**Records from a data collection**

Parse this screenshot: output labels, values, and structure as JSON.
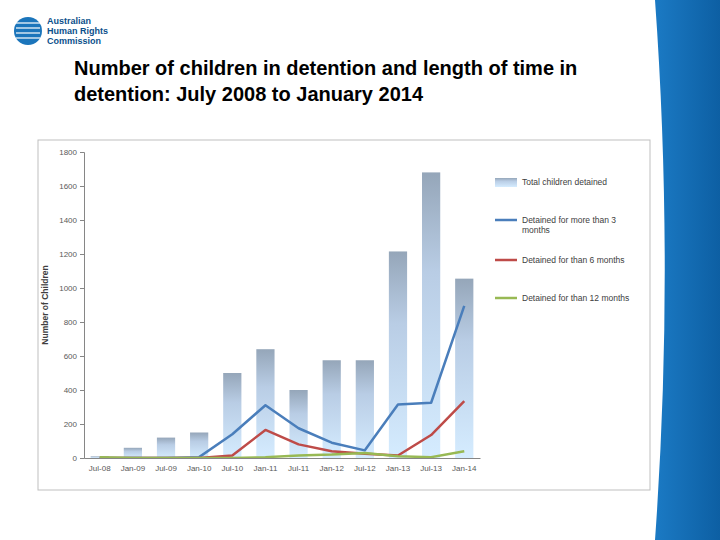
{
  "organization": [
    "Australian",
    "Human Rights",
    "Commission"
  ],
  "chart_data": {
    "type": "bar",
    "title": "Number of children in detention and length of time in detention: July 2008 to January 2014",
    "y_label": "Number of Children",
    "categories": [
      "Jul-08",
      "Jan-09",
      "Jul-09",
      "Jan-10",
      "Jul-10",
      "Jan-11",
      "Jul-11",
      "Jan-12",
      "Jul-12",
      "Jan-13",
      "Jul-13",
      "Jan-14"
    ],
    "series": [
      {
        "name": "Total children detained",
        "type": "bar",
        "color": "#b9cde5",
        "values": [
          10,
          60,
          120,
          150,
          500,
          640,
          400,
          575,
          575,
          1215,
          1680,
          1055
        ]
      },
      {
        "name": "Detained for more than 3 months",
        "type": "line",
        "color": "#4a7ebb",
        "values": [
          0,
          0,
          0,
          5,
          140,
          310,
          175,
          90,
          45,
          315,
          325,
          895
        ]
      },
      {
        "name": "Detained for than 6 months",
        "type": "line",
        "color": "#be4b48",
        "values": [
          0,
          0,
          0,
          0,
          15,
          165,
          80,
          40,
          25,
          15,
          135,
          335
        ]
      },
      {
        "name": "Detained for than 12 months",
        "type": "line",
        "color": "#98b954",
        "values": [
          5,
          0,
          0,
          0,
          0,
          5,
          15,
          20,
          30,
          10,
          5,
          40
        ]
      }
    ],
    "ylim": [
      0,
      1800
    ],
    "yticks": [
      0,
      200,
      400,
      600,
      800,
      1000,
      1200,
      1400,
      1600,
      1800
    ],
    "grid": false,
    "legend": "right"
  }
}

**Stated exercise**
Answer only with how many lines in the records include "color".

**Response**
4